── DATASET RECORDS

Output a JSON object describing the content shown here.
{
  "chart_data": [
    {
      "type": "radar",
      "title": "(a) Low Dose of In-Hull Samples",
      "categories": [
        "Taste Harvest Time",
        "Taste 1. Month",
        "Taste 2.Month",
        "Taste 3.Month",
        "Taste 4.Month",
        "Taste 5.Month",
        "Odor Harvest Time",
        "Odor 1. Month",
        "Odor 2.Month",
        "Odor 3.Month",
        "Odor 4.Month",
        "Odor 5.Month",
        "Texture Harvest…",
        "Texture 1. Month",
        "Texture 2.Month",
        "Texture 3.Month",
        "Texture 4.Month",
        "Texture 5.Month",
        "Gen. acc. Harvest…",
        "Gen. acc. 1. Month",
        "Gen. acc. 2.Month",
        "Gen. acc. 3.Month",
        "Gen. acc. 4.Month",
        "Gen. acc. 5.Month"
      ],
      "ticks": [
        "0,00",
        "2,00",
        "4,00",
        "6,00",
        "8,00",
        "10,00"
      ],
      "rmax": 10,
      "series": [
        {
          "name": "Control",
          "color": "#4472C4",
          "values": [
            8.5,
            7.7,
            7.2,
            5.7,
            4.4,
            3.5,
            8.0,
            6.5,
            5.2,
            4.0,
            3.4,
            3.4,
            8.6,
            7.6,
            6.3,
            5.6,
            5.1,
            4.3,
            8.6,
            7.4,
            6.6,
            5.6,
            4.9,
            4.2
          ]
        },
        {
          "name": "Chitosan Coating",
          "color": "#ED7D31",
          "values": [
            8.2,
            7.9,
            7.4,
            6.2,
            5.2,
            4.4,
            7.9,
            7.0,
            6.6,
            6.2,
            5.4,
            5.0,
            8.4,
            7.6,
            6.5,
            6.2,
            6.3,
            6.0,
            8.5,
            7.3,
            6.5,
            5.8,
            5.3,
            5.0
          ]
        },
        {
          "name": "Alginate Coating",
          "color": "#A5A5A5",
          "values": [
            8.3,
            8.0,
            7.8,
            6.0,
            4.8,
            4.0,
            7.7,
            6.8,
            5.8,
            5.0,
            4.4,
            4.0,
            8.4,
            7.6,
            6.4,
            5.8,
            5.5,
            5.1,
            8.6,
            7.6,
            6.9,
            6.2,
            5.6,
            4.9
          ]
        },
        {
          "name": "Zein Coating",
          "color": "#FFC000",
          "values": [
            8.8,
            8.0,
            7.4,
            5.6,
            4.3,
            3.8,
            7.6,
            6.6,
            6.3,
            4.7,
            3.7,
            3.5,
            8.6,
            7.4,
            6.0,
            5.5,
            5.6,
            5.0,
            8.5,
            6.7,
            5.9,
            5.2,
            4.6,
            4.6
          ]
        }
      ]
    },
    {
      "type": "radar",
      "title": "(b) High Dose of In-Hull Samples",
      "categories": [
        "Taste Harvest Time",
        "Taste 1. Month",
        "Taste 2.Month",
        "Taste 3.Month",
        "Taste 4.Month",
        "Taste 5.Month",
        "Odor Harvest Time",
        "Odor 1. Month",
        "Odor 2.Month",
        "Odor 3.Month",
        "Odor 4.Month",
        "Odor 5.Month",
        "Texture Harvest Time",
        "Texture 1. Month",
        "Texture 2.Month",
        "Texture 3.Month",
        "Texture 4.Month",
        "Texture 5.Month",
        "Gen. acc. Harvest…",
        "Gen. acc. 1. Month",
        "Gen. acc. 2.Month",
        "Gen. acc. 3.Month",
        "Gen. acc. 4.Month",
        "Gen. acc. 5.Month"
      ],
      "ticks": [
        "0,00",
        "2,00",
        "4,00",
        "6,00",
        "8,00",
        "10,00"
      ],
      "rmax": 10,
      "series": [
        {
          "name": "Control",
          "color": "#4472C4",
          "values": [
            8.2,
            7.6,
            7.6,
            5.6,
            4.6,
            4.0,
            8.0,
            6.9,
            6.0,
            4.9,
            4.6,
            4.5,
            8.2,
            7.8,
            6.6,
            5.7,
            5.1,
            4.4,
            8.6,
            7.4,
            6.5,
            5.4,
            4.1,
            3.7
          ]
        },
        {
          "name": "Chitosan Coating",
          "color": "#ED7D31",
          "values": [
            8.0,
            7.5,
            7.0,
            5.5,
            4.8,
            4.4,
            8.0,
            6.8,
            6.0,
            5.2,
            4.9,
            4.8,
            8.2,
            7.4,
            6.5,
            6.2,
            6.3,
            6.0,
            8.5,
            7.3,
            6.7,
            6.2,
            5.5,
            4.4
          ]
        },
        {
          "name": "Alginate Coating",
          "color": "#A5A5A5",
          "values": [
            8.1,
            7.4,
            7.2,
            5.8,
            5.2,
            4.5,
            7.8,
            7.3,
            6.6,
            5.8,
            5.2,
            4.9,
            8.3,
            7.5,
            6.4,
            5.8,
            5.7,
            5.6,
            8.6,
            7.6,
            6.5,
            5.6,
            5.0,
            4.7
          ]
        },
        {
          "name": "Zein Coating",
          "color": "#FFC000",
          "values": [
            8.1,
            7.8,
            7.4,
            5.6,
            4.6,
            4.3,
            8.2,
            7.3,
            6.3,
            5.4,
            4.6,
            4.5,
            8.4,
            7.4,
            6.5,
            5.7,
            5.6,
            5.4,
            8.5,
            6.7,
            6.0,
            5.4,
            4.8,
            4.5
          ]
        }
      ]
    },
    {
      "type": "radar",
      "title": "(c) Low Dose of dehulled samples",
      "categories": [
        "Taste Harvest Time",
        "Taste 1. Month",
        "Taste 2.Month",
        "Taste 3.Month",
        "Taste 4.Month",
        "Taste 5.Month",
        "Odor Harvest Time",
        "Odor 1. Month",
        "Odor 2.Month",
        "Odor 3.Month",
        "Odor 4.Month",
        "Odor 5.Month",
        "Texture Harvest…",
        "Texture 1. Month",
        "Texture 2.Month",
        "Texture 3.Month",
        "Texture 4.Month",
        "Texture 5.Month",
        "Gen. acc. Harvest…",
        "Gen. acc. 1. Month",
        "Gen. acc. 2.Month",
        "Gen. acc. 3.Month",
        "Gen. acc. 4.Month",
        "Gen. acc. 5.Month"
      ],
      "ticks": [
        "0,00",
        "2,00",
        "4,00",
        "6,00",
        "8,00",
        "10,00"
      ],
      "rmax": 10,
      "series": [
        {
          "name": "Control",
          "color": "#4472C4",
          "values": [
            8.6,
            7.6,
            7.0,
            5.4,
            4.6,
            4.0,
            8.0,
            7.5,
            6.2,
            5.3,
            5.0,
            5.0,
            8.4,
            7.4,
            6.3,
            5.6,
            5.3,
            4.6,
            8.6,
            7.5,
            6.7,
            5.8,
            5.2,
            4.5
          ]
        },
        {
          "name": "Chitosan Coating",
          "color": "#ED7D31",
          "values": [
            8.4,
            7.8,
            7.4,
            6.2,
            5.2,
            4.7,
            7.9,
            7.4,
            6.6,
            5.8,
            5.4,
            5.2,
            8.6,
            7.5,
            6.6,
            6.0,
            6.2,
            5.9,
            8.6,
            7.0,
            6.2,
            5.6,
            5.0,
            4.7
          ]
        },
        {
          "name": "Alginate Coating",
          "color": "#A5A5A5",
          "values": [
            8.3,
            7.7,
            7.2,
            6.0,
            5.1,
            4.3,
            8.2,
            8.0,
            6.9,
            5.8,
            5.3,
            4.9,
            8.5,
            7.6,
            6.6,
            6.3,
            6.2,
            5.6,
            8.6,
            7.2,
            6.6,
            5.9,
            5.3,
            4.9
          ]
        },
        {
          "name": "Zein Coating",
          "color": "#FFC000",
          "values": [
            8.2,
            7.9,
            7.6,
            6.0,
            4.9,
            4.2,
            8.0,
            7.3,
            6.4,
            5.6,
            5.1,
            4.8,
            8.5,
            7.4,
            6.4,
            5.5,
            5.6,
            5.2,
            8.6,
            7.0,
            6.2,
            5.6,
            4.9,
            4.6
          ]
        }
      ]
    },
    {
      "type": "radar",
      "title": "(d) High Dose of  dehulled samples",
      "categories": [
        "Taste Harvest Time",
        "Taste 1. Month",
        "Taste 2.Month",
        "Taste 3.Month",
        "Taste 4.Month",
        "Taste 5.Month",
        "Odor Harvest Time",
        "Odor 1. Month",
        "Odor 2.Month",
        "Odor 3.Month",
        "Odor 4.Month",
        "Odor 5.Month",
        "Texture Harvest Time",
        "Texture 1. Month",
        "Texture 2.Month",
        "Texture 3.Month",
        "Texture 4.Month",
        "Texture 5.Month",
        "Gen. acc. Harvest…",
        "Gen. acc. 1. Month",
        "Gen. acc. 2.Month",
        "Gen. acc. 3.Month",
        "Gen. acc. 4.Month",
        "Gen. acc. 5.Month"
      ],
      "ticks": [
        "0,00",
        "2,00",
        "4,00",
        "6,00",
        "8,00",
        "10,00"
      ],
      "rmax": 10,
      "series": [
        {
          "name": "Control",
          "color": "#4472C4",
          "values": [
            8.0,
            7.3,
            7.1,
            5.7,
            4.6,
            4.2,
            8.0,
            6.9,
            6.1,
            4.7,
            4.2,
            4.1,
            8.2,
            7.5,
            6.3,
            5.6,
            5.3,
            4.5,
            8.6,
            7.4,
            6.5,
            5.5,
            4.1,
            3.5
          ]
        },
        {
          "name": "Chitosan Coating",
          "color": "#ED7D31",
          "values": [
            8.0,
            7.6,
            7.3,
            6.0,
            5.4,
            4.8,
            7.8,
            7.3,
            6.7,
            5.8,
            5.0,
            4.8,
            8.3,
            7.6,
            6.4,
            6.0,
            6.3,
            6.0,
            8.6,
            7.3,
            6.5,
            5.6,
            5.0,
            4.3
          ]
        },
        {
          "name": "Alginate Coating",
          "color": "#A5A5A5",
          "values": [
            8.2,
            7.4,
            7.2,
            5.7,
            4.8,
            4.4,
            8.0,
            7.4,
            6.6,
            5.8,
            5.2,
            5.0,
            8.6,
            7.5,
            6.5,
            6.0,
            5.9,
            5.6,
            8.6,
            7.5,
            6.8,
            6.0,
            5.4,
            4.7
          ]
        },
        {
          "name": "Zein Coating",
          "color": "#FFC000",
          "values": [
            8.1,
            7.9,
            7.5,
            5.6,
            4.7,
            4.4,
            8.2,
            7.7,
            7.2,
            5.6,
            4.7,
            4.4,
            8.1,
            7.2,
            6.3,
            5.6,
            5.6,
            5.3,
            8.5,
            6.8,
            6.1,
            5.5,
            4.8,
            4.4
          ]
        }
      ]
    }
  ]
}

────

## DIRECTIVE
Using the records above, pull out each line where the word "Dose" occurs.

## FINISHED TASK
      "title": "(a) Low Dose of In-Hull Samples",
      "title": "(b) High Dose of In-Hull Samples",
      "title": "(c) Low Dose of dehulled samples",
      "title": "(d) High Dose of  dehulled samples",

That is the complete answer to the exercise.